WRITTEN REQUEST
Leave out the pictures and copy everything else below exactly.
########
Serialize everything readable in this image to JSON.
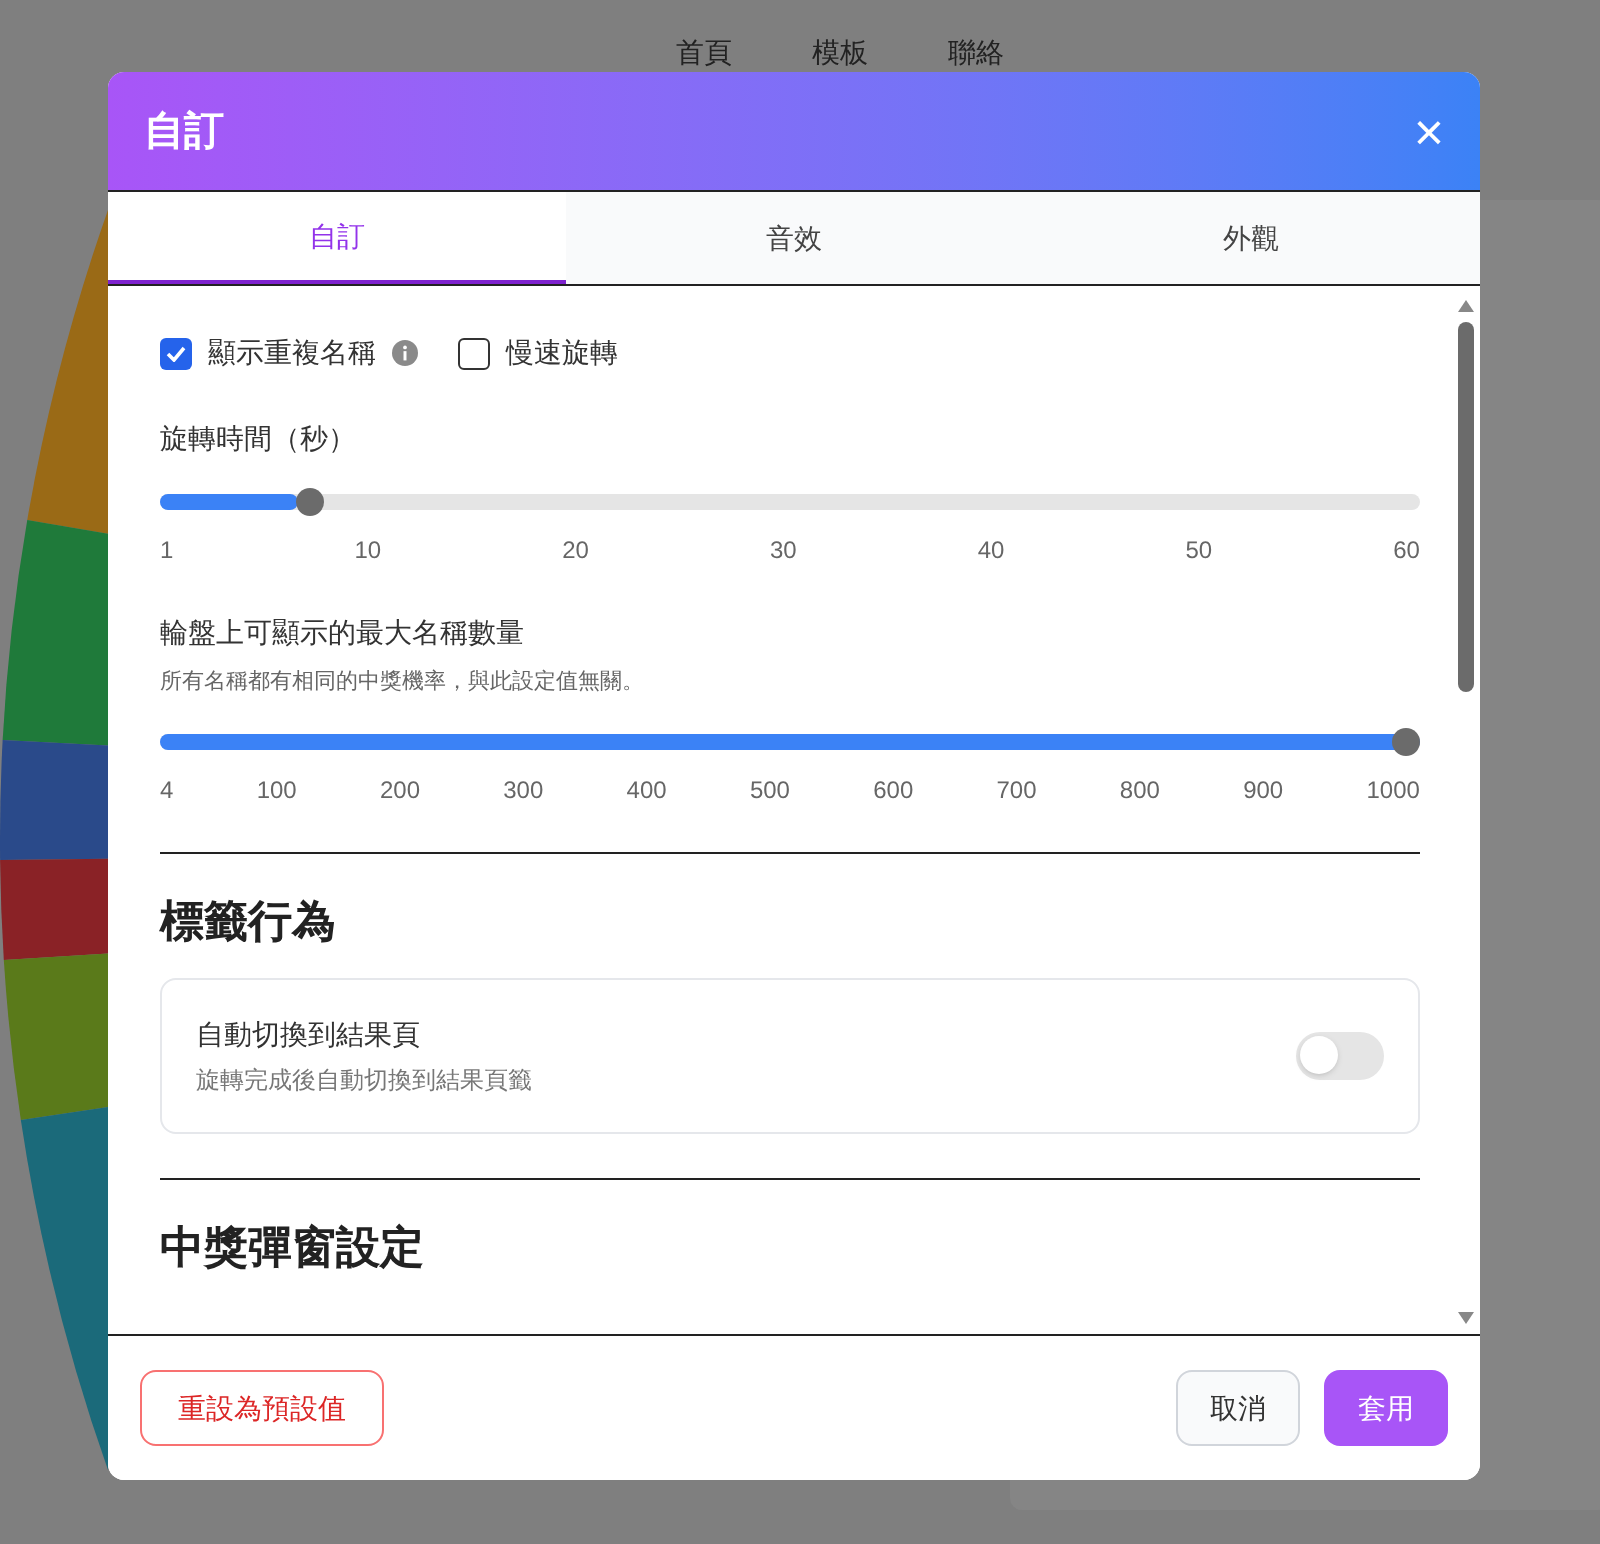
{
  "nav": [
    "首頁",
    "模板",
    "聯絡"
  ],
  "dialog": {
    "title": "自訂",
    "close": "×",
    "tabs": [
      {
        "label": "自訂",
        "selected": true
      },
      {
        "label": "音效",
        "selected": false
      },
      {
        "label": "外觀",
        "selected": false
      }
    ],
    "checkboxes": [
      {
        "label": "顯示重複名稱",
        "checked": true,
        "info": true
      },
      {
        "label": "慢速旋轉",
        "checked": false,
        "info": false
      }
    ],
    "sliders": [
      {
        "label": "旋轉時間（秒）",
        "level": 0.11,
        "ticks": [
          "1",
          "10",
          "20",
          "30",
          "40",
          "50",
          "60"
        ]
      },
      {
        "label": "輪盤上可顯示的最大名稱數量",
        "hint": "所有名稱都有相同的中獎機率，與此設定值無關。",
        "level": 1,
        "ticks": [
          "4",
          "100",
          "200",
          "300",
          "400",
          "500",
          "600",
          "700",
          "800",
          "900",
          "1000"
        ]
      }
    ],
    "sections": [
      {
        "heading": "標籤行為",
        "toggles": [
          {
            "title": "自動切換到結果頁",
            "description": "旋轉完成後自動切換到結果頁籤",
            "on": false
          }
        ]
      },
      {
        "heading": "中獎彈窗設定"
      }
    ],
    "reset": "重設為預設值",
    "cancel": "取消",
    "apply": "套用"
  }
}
########
RESPONSE FOR THIS EXERCISE
Serialize everything readable in this image to JSON.
{
  "nav": [
    "首頁",
    "模板",
    "聯絡"
  ],
  "dialog": {
    "title": "自訂",
    "close": "×",
    "tabs": [
      {
        "label": "自訂",
        "selected": true
      },
      {
        "label": "音效",
        "selected": false
      },
      {
        "label": "外觀",
        "selected": false
      }
    ],
    "checkboxes": [
      {
        "label": "顯示重複名稱",
        "checked": true,
        "info": true
      },
      {
        "label": "慢速旋轉",
        "checked": false,
        "info": false
      }
    ],
    "sliders": [
      {
        "label": "旋轉時間（秒）",
        "level": 0.11,
        "ticks": [
          "1",
          "10",
          "20",
          "30",
          "40",
          "50",
          "60"
        ]
      },
      {
        "label": "輪盤上可顯示的最大名稱數量",
        "hint": "所有名稱都有相同的中獎機率，與此設定值無關。",
        "level": 1,
        "ticks": [
          "4",
          "100",
          "200",
          "300",
          "400",
          "500",
          "600",
          "700",
          "800",
          "900",
          "1000"
        ]
      }
    ],
    "sections": [
      {
        "heading": "標籤行為",
        "toggles": [
          {
            "title": "自動切換到結果頁",
            "description": "旋轉完成後自動切換到結果頁籤",
            "on": false
          }
        ]
      },
      {
        "heading": "中獎彈窗設定"
      }
    ],
    "reset": "重設為預設值",
    "cancel": "取消",
    "apply": "套用"
  }
}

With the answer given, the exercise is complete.